What the task requires –
Copy the lines of the data word for word, starting at the first line and ending at the line that contains "- audio-title: 微羽助手太方便啦～: [289, 171, 389, 186]".

Extracted data –
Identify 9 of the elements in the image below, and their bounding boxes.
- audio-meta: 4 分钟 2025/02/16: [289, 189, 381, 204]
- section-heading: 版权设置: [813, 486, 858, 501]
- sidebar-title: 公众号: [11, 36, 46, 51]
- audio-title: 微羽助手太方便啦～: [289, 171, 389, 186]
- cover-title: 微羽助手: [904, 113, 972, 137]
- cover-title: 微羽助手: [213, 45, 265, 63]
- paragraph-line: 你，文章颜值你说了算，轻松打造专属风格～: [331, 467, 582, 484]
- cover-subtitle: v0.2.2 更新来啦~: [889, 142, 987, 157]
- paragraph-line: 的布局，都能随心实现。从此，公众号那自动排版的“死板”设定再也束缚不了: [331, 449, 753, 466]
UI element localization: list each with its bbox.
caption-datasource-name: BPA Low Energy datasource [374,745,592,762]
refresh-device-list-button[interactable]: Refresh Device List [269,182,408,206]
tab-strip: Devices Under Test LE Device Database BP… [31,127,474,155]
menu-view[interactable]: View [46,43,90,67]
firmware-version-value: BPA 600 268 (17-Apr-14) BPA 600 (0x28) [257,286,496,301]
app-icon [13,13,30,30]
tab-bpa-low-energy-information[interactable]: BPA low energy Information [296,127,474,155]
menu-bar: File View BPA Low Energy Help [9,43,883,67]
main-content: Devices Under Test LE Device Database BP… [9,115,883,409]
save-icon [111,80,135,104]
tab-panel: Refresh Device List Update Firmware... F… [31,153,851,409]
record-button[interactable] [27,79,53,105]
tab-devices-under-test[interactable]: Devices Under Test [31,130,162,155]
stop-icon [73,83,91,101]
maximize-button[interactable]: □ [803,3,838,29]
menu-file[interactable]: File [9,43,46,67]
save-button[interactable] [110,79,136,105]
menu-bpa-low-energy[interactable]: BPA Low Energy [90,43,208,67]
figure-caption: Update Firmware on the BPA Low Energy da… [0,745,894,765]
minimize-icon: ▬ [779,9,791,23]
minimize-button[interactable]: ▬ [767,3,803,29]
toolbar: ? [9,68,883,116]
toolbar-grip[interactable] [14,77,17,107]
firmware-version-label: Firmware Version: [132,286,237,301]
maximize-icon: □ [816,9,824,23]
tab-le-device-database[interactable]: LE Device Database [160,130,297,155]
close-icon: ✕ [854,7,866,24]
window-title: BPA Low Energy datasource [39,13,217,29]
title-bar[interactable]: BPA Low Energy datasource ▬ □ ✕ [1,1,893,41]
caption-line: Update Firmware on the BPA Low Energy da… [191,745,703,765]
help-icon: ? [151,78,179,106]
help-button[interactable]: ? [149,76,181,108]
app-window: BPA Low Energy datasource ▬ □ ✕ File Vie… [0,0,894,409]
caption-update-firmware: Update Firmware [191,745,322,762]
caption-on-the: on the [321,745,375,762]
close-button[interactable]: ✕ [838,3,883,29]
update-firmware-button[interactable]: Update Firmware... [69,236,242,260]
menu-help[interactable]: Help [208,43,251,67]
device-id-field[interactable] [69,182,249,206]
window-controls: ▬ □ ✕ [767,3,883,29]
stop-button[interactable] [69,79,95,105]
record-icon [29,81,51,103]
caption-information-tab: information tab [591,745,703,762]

Solution for this exercise –
Identify 9 of the elements in the image below, and their bounding boxes.
- audio-meta: 4 分钟 2025/02/16: [289, 189, 381, 204]
- section-heading: 版权设置: [813, 486, 858, 501]
- sidebar-title: 公众号: [11, 36, 46, 51]
- audio-title: 微羽助手太方便啦～: [289, 171, 389, 186]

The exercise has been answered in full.